Written task.
All lines featuring the string "important" are to be listed.
——————
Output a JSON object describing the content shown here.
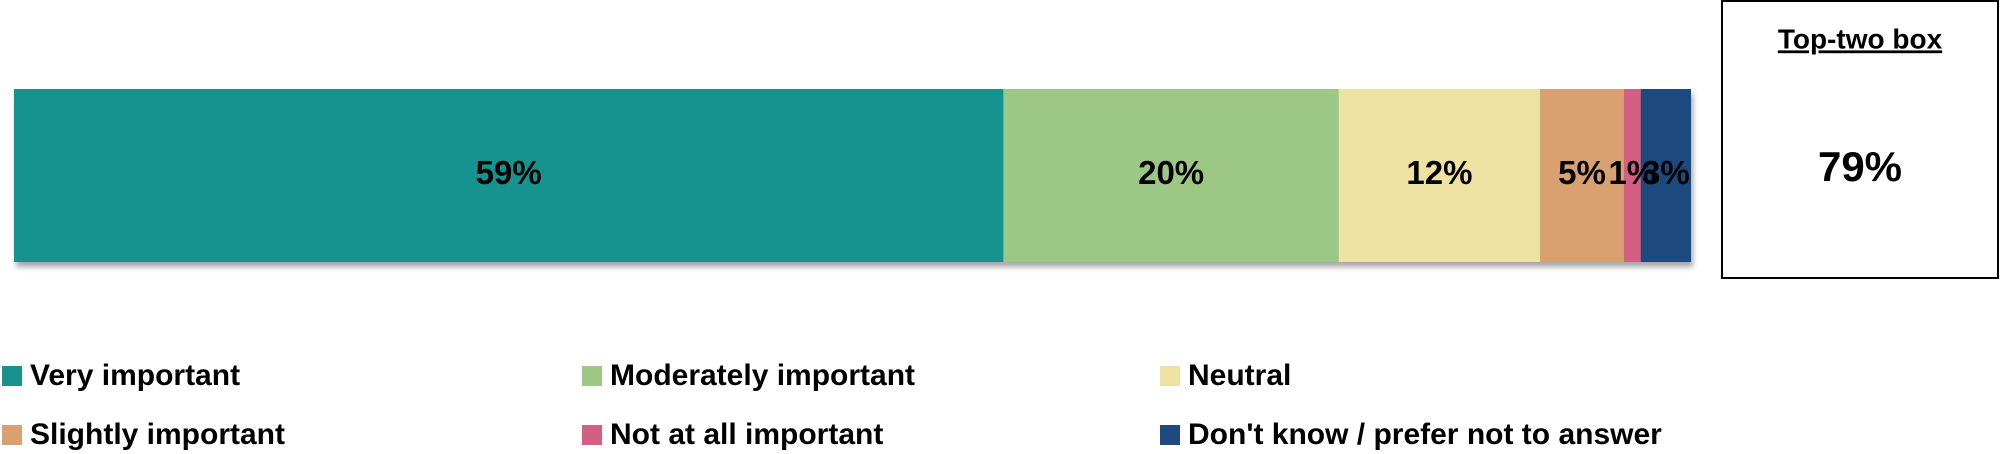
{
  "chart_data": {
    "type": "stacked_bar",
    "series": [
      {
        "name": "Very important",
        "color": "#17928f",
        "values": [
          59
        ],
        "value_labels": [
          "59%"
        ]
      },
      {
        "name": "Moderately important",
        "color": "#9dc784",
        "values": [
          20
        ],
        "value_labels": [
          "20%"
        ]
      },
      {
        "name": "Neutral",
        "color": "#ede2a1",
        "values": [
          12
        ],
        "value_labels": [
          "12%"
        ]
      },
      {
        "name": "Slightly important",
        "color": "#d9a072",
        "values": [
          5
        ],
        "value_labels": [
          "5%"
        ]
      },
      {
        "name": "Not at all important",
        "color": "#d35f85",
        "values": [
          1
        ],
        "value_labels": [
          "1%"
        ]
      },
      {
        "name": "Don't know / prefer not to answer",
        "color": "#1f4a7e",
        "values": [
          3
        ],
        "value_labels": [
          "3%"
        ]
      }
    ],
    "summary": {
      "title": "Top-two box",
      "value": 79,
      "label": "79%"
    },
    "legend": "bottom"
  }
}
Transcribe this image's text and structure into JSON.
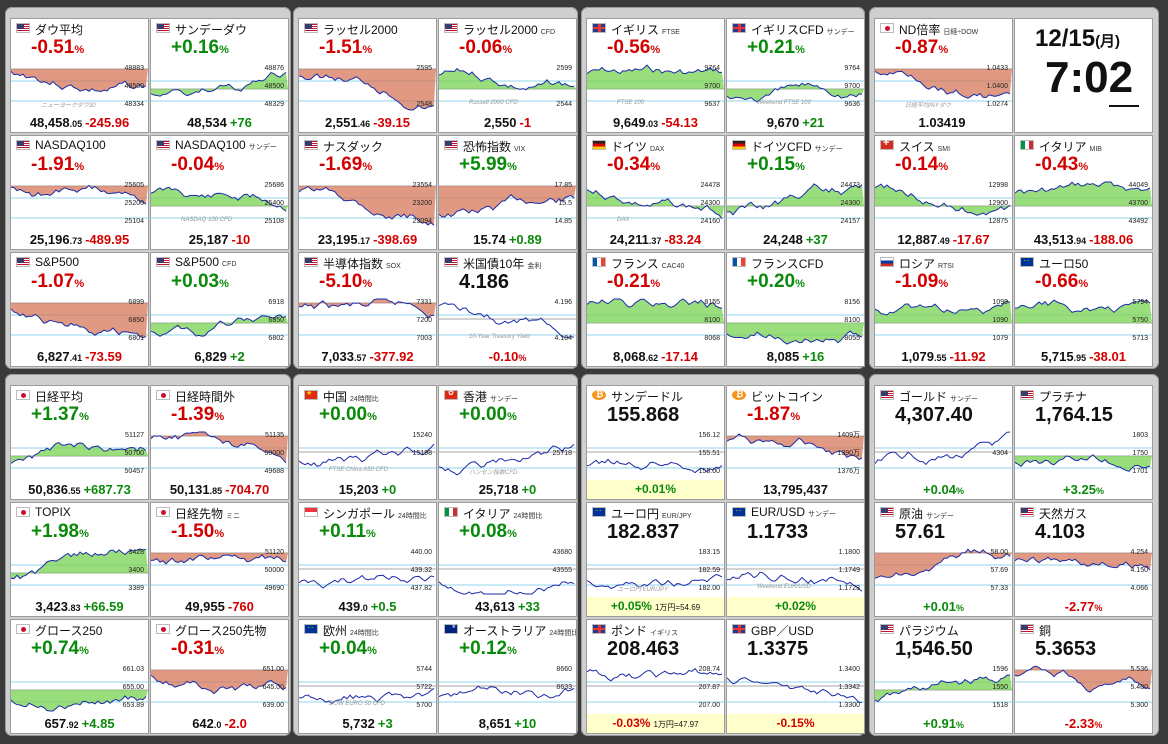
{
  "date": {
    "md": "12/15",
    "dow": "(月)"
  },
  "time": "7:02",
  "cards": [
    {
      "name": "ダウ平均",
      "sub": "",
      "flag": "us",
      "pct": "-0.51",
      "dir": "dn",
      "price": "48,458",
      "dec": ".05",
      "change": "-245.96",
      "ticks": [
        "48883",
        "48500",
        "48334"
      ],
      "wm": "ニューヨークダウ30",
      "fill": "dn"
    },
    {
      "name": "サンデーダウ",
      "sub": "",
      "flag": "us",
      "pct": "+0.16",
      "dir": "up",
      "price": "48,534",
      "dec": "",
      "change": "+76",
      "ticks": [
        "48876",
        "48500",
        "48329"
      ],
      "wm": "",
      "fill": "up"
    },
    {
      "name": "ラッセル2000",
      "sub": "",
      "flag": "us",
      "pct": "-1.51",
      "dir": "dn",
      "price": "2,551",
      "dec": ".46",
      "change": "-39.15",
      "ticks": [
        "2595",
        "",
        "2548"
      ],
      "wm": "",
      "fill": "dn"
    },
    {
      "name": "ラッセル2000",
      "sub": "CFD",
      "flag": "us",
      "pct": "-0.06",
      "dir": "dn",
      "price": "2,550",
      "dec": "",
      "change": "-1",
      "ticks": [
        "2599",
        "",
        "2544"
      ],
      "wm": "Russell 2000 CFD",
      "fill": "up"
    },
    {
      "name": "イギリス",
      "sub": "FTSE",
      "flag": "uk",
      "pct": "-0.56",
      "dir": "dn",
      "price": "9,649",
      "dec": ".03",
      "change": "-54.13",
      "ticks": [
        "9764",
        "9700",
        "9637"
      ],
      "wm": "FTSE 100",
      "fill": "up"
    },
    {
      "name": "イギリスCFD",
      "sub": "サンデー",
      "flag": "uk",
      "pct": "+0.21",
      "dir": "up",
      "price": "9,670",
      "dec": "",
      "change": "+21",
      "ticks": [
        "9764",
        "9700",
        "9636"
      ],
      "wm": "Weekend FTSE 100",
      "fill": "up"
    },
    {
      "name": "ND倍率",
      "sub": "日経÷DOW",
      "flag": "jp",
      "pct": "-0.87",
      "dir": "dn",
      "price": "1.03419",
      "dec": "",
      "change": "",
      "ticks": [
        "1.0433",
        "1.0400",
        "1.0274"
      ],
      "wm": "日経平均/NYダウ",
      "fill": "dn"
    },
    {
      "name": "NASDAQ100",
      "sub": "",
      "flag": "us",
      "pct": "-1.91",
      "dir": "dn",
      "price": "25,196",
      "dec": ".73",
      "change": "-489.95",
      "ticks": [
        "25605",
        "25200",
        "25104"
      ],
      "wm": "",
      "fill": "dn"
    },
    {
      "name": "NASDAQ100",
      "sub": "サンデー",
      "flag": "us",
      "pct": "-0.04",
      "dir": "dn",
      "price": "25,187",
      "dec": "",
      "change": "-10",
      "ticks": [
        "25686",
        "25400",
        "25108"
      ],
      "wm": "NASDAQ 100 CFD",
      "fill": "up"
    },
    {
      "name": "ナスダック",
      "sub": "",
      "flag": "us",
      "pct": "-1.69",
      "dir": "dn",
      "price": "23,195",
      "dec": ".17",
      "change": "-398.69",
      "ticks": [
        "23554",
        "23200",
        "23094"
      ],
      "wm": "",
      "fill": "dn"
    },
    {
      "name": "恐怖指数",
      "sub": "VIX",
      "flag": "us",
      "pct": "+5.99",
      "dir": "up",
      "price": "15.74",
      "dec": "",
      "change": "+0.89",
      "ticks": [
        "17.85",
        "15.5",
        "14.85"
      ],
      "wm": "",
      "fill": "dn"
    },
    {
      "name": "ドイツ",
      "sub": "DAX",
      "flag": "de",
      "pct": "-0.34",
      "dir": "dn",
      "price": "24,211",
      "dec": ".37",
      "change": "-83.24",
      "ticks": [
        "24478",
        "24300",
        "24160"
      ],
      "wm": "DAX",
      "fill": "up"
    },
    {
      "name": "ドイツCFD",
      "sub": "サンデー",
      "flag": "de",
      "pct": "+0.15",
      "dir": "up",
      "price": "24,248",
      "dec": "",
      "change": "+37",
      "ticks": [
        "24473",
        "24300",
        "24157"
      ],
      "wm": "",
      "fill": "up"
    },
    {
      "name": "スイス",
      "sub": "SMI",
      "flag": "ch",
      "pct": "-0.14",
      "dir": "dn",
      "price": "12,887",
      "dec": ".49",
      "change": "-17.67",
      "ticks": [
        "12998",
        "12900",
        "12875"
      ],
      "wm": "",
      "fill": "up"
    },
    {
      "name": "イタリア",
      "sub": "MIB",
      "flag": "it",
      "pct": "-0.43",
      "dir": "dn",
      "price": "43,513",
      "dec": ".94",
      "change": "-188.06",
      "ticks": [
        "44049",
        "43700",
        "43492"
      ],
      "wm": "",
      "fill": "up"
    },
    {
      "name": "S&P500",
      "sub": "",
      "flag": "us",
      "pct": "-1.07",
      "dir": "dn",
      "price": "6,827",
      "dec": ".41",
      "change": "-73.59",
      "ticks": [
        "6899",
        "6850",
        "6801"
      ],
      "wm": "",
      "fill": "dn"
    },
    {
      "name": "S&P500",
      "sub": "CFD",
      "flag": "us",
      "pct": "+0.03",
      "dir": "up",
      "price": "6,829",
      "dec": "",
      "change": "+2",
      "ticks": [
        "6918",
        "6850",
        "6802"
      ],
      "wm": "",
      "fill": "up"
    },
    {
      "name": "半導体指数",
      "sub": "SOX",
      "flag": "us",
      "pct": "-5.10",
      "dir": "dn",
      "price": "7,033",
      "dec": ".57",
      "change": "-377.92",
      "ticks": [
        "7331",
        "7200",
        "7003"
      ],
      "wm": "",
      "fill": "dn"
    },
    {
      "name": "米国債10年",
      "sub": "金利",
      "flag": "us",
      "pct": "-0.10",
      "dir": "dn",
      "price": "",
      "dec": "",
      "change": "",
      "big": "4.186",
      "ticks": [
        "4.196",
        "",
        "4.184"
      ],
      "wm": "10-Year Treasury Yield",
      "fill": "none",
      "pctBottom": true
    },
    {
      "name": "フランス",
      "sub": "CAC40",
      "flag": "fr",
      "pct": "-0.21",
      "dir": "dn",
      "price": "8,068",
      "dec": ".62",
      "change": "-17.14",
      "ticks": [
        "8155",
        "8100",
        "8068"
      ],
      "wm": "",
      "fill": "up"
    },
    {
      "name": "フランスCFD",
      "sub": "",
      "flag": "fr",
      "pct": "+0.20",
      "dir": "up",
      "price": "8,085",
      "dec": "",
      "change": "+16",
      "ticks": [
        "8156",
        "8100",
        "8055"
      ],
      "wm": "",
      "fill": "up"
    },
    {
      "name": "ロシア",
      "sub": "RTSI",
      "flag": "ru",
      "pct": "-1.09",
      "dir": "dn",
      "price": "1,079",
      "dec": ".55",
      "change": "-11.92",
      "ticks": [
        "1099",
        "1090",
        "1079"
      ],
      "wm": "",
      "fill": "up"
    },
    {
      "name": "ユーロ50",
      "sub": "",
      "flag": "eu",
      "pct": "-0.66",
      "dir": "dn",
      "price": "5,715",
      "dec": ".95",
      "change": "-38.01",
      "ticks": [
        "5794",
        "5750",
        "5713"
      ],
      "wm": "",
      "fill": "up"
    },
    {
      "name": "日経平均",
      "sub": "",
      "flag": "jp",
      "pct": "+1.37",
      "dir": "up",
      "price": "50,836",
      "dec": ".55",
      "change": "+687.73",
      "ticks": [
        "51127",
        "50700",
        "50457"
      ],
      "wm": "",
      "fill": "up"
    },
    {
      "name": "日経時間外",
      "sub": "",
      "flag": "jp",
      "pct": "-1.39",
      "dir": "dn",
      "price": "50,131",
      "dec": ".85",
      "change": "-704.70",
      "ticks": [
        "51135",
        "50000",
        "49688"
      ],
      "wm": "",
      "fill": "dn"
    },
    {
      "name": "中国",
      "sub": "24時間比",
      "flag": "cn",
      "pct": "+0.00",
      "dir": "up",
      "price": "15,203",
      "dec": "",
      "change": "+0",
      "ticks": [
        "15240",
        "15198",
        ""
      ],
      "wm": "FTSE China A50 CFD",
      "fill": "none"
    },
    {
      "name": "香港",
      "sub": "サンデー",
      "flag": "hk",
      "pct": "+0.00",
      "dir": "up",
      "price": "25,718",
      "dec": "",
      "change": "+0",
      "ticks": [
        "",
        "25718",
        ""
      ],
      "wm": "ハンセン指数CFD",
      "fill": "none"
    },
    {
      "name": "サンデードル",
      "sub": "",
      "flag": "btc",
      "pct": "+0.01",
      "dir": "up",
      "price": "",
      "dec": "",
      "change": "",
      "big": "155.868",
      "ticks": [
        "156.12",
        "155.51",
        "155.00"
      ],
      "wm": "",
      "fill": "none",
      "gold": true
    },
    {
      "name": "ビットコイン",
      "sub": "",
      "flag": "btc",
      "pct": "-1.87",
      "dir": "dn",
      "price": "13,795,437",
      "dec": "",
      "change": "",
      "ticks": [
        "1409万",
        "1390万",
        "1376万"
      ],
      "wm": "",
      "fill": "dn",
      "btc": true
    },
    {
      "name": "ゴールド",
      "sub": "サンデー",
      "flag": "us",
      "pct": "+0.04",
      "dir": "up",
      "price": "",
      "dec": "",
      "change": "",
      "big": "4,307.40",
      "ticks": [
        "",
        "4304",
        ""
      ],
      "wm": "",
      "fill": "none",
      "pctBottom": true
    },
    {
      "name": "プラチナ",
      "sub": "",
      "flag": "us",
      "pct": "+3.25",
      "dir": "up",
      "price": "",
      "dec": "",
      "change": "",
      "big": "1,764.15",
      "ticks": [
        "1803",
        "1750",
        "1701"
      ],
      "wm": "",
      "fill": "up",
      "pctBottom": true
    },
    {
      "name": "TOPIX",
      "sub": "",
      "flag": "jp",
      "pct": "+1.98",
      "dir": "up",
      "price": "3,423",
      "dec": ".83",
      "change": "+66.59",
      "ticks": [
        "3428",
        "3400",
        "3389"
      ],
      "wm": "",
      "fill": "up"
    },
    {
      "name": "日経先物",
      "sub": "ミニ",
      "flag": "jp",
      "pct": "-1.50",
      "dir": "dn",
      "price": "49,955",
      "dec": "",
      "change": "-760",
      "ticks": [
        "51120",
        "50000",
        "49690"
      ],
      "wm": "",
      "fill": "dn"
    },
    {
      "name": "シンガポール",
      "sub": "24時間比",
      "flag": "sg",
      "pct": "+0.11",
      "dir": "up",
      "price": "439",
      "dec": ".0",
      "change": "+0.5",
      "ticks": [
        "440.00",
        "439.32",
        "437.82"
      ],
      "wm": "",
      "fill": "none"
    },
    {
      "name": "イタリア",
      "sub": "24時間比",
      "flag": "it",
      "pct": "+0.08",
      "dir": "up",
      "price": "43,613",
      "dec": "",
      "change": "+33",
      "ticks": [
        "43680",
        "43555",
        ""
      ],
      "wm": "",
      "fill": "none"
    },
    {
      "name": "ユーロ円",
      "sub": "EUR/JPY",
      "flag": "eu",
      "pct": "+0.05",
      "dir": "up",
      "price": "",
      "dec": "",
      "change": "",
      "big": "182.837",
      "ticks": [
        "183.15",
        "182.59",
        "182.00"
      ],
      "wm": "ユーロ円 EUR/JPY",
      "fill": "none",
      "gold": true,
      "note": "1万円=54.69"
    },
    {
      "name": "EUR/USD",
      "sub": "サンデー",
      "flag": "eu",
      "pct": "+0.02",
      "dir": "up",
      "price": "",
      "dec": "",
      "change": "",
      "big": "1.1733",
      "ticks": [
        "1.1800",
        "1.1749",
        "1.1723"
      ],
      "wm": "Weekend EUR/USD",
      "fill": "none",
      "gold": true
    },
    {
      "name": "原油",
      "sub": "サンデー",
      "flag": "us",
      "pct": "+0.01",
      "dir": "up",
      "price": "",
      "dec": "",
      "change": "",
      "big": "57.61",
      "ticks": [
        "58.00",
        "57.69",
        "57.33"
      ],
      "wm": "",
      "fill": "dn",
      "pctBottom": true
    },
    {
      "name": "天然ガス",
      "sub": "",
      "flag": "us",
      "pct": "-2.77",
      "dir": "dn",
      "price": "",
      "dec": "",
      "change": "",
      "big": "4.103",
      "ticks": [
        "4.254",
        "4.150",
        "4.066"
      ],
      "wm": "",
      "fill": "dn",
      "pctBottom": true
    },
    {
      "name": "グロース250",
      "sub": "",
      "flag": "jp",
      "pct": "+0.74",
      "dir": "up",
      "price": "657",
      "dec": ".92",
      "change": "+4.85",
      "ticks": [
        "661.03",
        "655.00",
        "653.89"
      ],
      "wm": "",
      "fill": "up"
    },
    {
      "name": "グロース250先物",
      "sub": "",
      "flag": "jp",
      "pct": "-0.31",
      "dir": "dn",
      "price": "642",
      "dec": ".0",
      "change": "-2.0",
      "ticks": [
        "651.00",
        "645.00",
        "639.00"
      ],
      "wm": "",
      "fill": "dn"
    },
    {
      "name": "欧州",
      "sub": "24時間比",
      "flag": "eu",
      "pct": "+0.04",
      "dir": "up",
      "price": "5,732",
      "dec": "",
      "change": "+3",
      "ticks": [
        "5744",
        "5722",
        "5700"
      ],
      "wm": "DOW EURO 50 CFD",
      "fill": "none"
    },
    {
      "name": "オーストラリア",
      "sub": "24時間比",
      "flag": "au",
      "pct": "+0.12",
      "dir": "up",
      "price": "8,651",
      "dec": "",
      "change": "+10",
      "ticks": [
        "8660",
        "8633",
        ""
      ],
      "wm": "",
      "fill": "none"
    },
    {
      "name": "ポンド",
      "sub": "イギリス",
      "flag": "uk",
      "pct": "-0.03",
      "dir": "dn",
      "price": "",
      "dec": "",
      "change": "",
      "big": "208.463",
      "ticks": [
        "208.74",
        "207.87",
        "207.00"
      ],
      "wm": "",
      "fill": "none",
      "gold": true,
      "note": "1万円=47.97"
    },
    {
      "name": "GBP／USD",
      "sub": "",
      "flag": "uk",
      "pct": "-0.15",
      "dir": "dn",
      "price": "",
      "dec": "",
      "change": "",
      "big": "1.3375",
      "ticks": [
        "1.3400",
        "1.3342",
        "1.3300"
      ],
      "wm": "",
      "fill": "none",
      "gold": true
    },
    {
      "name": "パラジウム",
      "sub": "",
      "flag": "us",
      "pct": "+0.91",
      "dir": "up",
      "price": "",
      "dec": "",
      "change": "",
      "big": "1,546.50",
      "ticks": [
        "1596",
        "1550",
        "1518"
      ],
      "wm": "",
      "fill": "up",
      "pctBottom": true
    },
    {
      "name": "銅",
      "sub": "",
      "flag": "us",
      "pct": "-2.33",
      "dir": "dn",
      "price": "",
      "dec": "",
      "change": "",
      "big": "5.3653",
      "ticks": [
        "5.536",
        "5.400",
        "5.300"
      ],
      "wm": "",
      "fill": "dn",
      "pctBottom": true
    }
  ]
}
——————
Completed task.
        "name": "Very important",
        "name": "Moderately important",
        "name": "Slightly important",
        "name": "Not at all important",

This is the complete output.